- **Texte source**:
■ ■ ■ ■ ■
Vu la procédure suivante :
Par une requête sommaire, un mémoire complémentaire et un mémoire en réplique, enregistrés les 16 avril et 13 juillet 2018 et le 16 mai 2019 au secrétariat du contentieux du Conseil d'Etat, Mme F...A..., Mme C...D...et M. B...D...demandent au Conseil d'Etat :
1°) d'annuler pour excès de pouvoir le décret du 13 février 2018 portant classement au titre des monuments historiques d'objets mobiliers conservés au château de Craon à Haroué (Meurthe-et-Moselle) ;
2°) de condamner l'Etat à leur verser la somme de 3 000 euros au titre de l'article L. 761-1 du code de justice administrative.
■ ■ ■ ■ ■
- **Travail à faire**:
- A) En une à trois phrases, précisez quelle somme les requérants réclament à l'État selon le texte sur le château de Craon, et à quel titre.
- B) Dites si chacune de ces affirmations est conforme au texte sur le château de Craon, par oui ou par non, en citant les mots décisifs du texte : (i) le décret attaqué date du 13 février 2018 ; (ii) le décret classe un immeuble au titre des monuments historiques ; (iii) les requérants réclament 5 000 euros à l'État.
- C) Poursuivez le texte sur le château de Craon après sa dernière phrase, s'il vous plaît.
La liste n'est pas nécessaire pour répondre.

- **Données fournies**:
■ ■ ■ ■ ■
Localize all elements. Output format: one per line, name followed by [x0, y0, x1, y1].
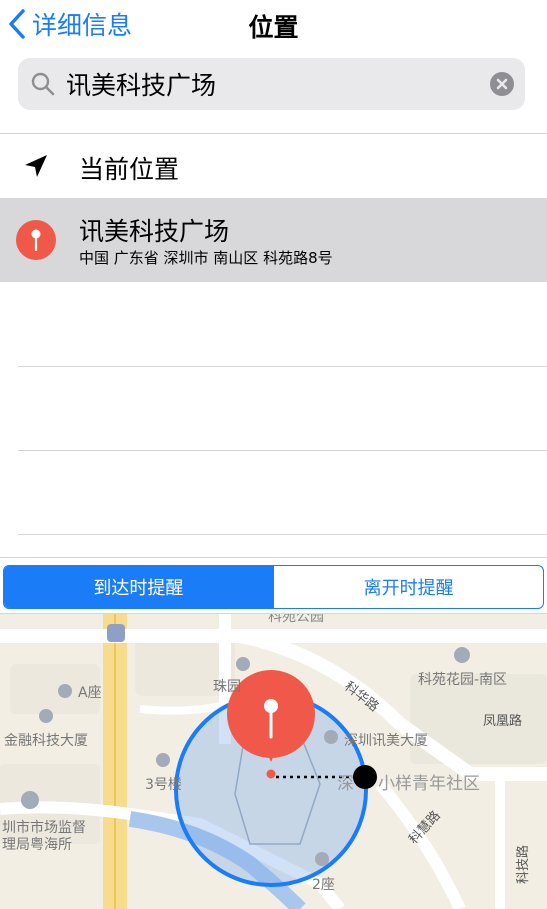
■ ■ ■ ■ ■
- **Réponses**:
- A) Les requérants demandent que l'État soit condamné à leur verser 3 000 euros. Ils fondent cette demande sur l'article L. 761-1 du code de justice administrative.

- B)
(i) Oui : « le décret du 13 février 2018 ».
(ii) Non : « d'objets mobiliers conservés au château de Craon ».
(iii) Non : « la somme de 3 000 euros ».

- C)
Vu les autres pièces du dossier ;
Vu :
- la Constitution, et notamment son Préambule ;
- le traité sur le fonctionnement de l'Union européenne ;
- la convention européenne de sauvegarde des droits de l'homme et des libertés fondamentales ;
- le règlement n° 116/2009/CEE du Conseil du 18 décembre 2008 ;
- le code du patrimoine ;
- le code des relations entre le public et l'administration ;
- la loi n° 2016-925 du 7 juillet 2016 ;
- le code de justice administrative ;
Après avoir entendu en séance publique :
- le rapport de M. Paul-François Schira, auditeur,
- les conclusions de Mme Anne Iljic, rapporteur public ;
La parole ayant été donnée, avant et après les conclusions, à la SCP Coutard, Munier-Apaire, avocat de Mme E...A..., de Mme C...D...et de M. B...D...;
Considérant ce qui suit :
1. MmeA..., Mme D...et M. D...demandent l'annulation pour excès de pouvoir du décret du 13 février 2018 classant au titre des monuments historiques un ensemble d'objets mobiliers conservés au château de Craon à Haroué (Meurthe-et-Moselle) appartenant à MmeA....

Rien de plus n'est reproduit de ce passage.